*The request*
Render every line of the entries below as a Markdown table with two columns, No. and Line. Number the rows in order and leave out any blank lines.

*Provided records*
+ + +

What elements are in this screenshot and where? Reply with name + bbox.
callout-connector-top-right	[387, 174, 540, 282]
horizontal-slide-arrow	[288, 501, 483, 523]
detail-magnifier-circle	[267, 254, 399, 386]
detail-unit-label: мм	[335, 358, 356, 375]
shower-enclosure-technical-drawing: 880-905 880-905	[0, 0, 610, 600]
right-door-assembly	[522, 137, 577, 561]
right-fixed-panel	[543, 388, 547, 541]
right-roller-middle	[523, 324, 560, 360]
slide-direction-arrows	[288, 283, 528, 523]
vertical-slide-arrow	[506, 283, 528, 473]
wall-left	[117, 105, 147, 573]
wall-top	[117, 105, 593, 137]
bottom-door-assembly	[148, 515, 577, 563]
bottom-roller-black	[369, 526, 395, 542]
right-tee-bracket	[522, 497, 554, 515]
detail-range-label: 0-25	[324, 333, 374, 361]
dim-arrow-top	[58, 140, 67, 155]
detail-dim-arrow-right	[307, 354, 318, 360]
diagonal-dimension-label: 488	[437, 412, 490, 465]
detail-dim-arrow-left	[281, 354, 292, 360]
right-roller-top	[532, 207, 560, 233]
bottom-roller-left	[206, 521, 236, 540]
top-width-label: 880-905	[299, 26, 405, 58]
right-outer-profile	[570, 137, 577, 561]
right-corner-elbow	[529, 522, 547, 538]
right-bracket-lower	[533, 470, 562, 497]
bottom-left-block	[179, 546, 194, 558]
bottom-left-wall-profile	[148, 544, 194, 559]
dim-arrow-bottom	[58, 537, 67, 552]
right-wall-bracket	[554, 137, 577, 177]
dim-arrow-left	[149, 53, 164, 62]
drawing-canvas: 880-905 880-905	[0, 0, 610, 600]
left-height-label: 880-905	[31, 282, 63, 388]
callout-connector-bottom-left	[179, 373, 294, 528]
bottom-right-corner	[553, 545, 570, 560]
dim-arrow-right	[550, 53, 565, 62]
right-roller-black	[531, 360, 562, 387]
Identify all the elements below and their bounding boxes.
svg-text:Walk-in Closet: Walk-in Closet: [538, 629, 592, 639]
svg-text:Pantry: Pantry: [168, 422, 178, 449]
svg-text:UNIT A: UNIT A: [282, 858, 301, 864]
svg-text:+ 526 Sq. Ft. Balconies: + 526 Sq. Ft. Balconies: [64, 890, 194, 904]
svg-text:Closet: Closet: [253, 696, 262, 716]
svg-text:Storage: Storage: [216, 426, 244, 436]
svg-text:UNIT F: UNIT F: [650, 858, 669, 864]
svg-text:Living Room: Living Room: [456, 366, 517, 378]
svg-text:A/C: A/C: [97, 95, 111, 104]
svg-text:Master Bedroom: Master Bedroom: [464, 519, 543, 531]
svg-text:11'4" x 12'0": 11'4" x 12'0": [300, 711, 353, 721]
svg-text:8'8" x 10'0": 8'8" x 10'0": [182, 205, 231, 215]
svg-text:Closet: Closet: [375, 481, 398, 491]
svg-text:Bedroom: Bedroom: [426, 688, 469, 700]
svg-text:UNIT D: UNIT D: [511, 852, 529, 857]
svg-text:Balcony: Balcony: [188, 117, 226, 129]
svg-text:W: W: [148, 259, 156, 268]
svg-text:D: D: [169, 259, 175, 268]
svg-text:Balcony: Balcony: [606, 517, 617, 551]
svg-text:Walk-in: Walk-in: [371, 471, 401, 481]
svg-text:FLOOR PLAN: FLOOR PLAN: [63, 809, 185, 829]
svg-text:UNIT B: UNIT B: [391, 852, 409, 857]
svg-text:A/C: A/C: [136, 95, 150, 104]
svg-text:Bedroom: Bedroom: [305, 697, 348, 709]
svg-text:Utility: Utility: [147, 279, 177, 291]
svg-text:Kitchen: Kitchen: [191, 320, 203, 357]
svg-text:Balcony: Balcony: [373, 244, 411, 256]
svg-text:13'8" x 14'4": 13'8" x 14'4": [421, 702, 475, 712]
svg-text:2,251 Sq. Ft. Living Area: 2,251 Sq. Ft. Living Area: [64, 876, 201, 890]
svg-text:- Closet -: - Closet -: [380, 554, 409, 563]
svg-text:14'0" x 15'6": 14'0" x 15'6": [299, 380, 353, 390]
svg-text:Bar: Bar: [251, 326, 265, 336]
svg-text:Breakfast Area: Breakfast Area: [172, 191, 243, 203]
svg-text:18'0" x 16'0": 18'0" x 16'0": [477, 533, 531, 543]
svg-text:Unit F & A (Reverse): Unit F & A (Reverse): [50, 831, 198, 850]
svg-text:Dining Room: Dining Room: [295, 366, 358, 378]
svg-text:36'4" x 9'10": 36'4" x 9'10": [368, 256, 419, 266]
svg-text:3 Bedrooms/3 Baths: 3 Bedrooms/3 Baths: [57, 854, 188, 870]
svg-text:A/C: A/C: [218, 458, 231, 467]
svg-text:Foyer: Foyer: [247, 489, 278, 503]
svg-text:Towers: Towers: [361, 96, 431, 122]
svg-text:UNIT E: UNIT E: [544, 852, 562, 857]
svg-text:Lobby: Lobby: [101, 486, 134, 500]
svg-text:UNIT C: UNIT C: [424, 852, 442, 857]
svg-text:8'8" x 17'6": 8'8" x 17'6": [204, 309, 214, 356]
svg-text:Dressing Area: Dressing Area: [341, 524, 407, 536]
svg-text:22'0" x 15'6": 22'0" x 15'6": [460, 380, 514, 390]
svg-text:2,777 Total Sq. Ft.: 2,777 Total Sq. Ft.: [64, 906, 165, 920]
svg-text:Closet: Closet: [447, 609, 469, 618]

+ + +

*Problem solution*
| No. | Line |
|---|---|
| 1 | What elements are in this screenshot and where? Reply with name + bbox. |
| 2 | callout-connector-top-right	[387, 174, 540, 282] |
| 3 | horizontal-slide-arrow	[288, 501, 483, 523] |
| 4 | detail-magnifier-circle	[267, 254, 399, 386] |
| 5 | detail-unit-label: мм	[335, 358, 356, 375] |
| 6 | shower-enclosure-technical-drawing: 880-905 880-905	[0, 0, 610, 600] |
| 7 | right-door-assembly	[522, 137, 577, 561] |
| 8 | right-fixed-panel	[543, 388, 547, 541] |
| 9 | right-roller-middle	[523, 324, 560, 360] |
| 10 | slide-direction-arrows	[288, 283, 528, 523] |
| 11 | vertical-slide-arrow	[506, 283, 528, 473] |
| 12 | wall-left	[117, 105, 147, 573] |
| 13 | wall-top	[117, 105, 593, 137] |
| 14 | bottom-door-assembly	[148, 515, 577, 563] |
| 15 | bottom-roller-black	[369, 526, 395, 542] |
| 16 | right-tee-bracket	[522, 497, 554, 515] |
| 17 | detail-range-label: 0-25	[324, 333, 374, 361] |
| 18 | dim-arrow-top	[58, 140, 67, 155] |
| 19 | detail-dim-arrow-right	[307, 354, 318, 360] |
| 20 | diagonal-dimension-label: 488	[437, 412, 490, 465] |
| 21 | detail-dim-arrow-left	[281, 354, 292, 360] |
| 22 | right-roller-top	[532, 207, 560, 233] |
| 23 | bottom-roller-left	[206, 521, 236, 540] |
| 24 | top-width-label: 880-905	[299, 26, 405, 58] |
| 25 | right-outer-profile	[570, 137, 577, 561] |
| 26 | right-corner-elbow	[529, 522, 547, 538] |
| 27 | right-bracket-lower	[533, 470, 562, 497] |
| 28 | bottom-left-block	[179, 546, 194, 558] |
| 29 | bottom-left-wall-profile	[148, 544, 194, 559] |
| 30 | dim-arrow-bottom	[58, 537, 67, 552] |
| 31 | right-wall-bracket	[554, 137, 577, 177] |
| 32 | dim-arrow-left	[149, 53, 164, 62] |
| 33 | drawing-canvas: 880-905 880-905	[0, 0, 610, 600] |
| 34 | left-height-label: 880-905	[31, 282, 63, 388] |
| 35 | callout-connector-bottom-left	[179, 373, 294, 528] |
| 36 | bottom-right-corner	[553, 545, 570, 560] |
| 37 | dim-arrow-right	[550, 53, 565, 62] |
| 38 | right-roller-black	[531, 360, 562, 387] |
| 39 | Identify all the elements below and their bounding boxes. |
| 40 | svg-text:Walk-in Closet: Walk-in Closet: [538, 629, 592, 639] |
| 41 | svg-text:Pantry: Pantry: [168, 422, 178, 449] |
| 42 | svg-text:UNIT A: UNIT A: [282, 858, 301, 864] |
| 43 | svg-text:+ 526 Sq. Ft. Balconies: + 526 Sq. Ft. Balconies: [64, 890, 194, 904] |
| 44 | svg-text:Closet: Closet: [253, 696, 262, 716] |
| 45 | svg-text:Storage: Storage: [216, 426, 244, 436] |
| 46 | svg-text:UNIT F: UNIT F: [650, 858, 669, 864] |
| 47 | svg-text:Living Room: Living Room: [456, 366, 517, 378] |
| 48 | svg-text:A/C: A/C: [97, 95, 111, 104] |
| 49 | svg-text:Master Bedroom: Master Bedroom: [464, 519, 543, 531] |
| 50 | svg-text:11'4" x 12'0": 11'4" x 12'0": [300, 711, 353, 721] |
| 51 | svg-text:8'8" x 10'0": 8'8" x 10'0": [182, 205, 231, 215] |
| 52 | svg-text:Closet: Closet: [375, 481, 398, 491] |
| 53 | svg-text:Bedroom: Bedroom: [426, 688, 469, 700] |
| 54 | svg-text:UNIT D: UNIT D: [511, 852, 529, 857] |
| 55 | svg-text:Balcony: Balcony: [188, 117, 226, 129] |
| 56 | svg-text:W: W: [148, 259, 156, 268] |
| 57 | svg-text:D: D: [169, 259, 175, 268] |
| 58 | svg-text:Balcony: Balcony: [606, 517, 617, 551] |
| 59 | svg-text:Walk-in: Walk-in: [371, 471, 401, 481] |
| 60 | svg-text:FLOOR PLAN: FLOOR PLAN: [63, 809, 185, 829] |
| 61 | svg-text:UNIT B: UNIT B: [391, 852, 409, 857] |
| 62 | svg-text:A/C: A/C: [136, 95, 150, 104] |
| 63 | svg-text:Bedroom: Bedroom: [305, 697, 348, 709] |
| 64 | svg-text:Utility: Utility: [147, 279, 177, 291] |
| 65 | svg-text:Kitchen: Kitchen: [191, 320, 203, 357] |
| 66 | svg-text:Balcony: Balcony: [373, 244, 411, 256] |
| 67 | svg-text:13'8" x 14'4": 13'8" x 14'4": [421, 702, 475, 712] |
| 68 | svg-text:2,251 Sq. Ft. Living Area: 2,251 Sq. Ft. Living Area: [64, 876, 201, 890] |
| 69 | svg-text:- Closet -: - Closet -: [380, 554, 409, 563] |
| 70 | svg-text:14'0" x 15'6": 14'0" x 15'6": [299, 380, 353, 390] |
| 71 | svg-text:Bar: Bar: [251, 326, 265, 336] |
| 72 | svg-text:Breakfast Area: Breakfast Area: [172, 191, 243, 203] |
| 73 | svg-text:18'0" x 16'0": 18'0" x 16'0": [477, 533, 531, 543] |
| 74 | svg-text:Unit F & A (Reverse): Unit F & A (Reverse): [50, 831, 198, 850] |
| 75 | svg-text:Dining Room: Dining Room: [295, 366, 358, 378] |
| 76 | svg-text:36'4" x 9'10": 36'4" x 9'10": [368, 256, 419, 266] |
| 77 | svg-text:3 Bedrooms/3 Baths: 3 Bedrooms/3 Baths: [57, 854, 188, 870] |
| 78 | svg-text:A/C: A/C: [218, 458, 231, 467] |
| 79 | svg-text:Foyer: Foyer: [247, 489, 278, 503] |
| 80 | svg-text:Towers: Towers: [361, 96, 431, 122] |
| 81 | svg-text:UNIT E: UNIT E: [544, 852, 562, 857] |
| 82 | svg-text:Lobby: Lobby: [101, 486, 134, 500] |
| 83 | svg-text:UNIT C: UNIT C: [424, 852, 442, 857] |
| 84 | svg-text:8'8" x 17'6": 8'8" x 17'6": [204, 309, 214, 356] |
| 85 | svg-text:Dressing Area: Dressing Area: [341, 524, 407, 536] |
| 86 | svg-text:22'0" x 15'6": 22'0" x 15'6": [460, 380, 514, 390] |
| 87 | svg-text:2,777 Total Sq. Ft.: 2,777 Total Sq. Ft.: [64, 906, 165, 920] |
| 88 | svg-text:Closet: Closet: [447, 609, 469, 618] |